:: RECORDS PROVIDED ::

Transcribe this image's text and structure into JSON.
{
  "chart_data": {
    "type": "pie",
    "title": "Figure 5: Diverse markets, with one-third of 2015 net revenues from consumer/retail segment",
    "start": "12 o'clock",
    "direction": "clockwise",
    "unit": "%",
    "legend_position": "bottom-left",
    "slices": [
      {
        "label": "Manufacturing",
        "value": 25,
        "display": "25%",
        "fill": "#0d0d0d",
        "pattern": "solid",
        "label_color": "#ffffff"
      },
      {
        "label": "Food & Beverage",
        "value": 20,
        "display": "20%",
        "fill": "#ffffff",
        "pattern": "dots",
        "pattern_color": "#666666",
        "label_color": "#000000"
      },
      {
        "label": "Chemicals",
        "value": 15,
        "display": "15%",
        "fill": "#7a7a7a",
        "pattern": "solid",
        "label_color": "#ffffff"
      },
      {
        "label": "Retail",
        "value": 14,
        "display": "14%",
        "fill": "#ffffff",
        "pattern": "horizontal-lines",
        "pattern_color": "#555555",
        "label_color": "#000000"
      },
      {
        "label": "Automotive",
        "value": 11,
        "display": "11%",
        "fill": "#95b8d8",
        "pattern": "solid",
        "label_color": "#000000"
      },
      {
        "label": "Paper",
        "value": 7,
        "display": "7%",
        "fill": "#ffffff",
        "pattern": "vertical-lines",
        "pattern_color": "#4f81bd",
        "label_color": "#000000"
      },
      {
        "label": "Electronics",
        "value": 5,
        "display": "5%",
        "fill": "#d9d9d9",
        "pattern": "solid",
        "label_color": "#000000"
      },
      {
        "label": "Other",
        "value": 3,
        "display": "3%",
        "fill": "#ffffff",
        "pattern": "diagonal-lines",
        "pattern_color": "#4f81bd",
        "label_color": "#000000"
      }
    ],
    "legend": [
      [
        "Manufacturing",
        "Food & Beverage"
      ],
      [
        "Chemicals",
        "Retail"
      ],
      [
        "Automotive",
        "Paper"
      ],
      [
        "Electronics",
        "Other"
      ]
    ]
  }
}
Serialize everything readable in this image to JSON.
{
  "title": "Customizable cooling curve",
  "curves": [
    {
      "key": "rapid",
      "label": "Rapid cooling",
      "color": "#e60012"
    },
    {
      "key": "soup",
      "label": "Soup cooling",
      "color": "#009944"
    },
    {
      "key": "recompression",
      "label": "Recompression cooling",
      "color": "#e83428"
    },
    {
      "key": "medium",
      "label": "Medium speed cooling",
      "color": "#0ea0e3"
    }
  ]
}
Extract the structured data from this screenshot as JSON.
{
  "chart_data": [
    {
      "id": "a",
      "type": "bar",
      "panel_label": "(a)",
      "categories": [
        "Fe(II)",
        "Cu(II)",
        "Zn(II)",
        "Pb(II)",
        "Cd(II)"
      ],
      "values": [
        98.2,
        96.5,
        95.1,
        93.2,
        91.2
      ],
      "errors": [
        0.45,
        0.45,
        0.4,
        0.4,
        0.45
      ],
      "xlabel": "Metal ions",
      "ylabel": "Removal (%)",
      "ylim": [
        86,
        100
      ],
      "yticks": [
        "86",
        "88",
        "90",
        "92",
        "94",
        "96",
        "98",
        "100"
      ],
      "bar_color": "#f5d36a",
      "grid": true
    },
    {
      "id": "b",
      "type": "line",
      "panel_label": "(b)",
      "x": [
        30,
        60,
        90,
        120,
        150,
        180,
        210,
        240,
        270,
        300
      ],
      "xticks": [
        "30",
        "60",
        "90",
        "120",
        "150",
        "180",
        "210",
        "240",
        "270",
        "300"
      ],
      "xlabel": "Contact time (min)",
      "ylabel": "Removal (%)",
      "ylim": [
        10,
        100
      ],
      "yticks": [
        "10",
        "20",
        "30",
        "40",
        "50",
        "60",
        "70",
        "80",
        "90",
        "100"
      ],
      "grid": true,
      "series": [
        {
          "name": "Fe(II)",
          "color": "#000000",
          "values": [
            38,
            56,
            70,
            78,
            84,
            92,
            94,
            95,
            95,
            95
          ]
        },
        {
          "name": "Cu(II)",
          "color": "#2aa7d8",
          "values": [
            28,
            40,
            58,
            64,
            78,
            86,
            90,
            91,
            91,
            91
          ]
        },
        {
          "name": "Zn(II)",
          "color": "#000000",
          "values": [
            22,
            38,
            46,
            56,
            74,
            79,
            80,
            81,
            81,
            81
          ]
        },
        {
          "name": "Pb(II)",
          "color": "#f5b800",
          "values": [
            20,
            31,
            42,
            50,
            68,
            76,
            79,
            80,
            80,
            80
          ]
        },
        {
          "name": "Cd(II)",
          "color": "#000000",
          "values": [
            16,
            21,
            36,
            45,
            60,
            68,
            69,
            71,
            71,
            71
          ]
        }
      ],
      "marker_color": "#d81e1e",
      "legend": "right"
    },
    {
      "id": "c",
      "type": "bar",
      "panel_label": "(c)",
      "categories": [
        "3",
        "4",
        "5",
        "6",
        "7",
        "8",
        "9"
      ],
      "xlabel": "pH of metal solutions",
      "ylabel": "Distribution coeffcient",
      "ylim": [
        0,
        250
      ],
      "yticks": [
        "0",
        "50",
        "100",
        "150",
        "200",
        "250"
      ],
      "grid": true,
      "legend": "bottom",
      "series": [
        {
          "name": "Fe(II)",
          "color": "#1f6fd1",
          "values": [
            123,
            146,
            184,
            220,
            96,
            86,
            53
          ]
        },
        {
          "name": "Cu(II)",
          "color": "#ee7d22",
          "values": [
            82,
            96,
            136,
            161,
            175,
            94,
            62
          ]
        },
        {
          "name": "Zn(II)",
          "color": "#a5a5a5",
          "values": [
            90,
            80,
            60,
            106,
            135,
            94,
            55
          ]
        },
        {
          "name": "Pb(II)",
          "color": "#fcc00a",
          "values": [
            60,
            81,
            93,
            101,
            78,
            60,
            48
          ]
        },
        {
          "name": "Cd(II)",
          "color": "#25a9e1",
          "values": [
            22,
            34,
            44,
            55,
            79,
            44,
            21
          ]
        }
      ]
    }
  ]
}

:::

## PROMPT
Identify lines with the string "xlabel". Copy each one.

## TASK RESULT
      "xlabel": "Metal ions",
      "xlabel": "Contact time (min)",
      "xlabel": "pH of metal solutions",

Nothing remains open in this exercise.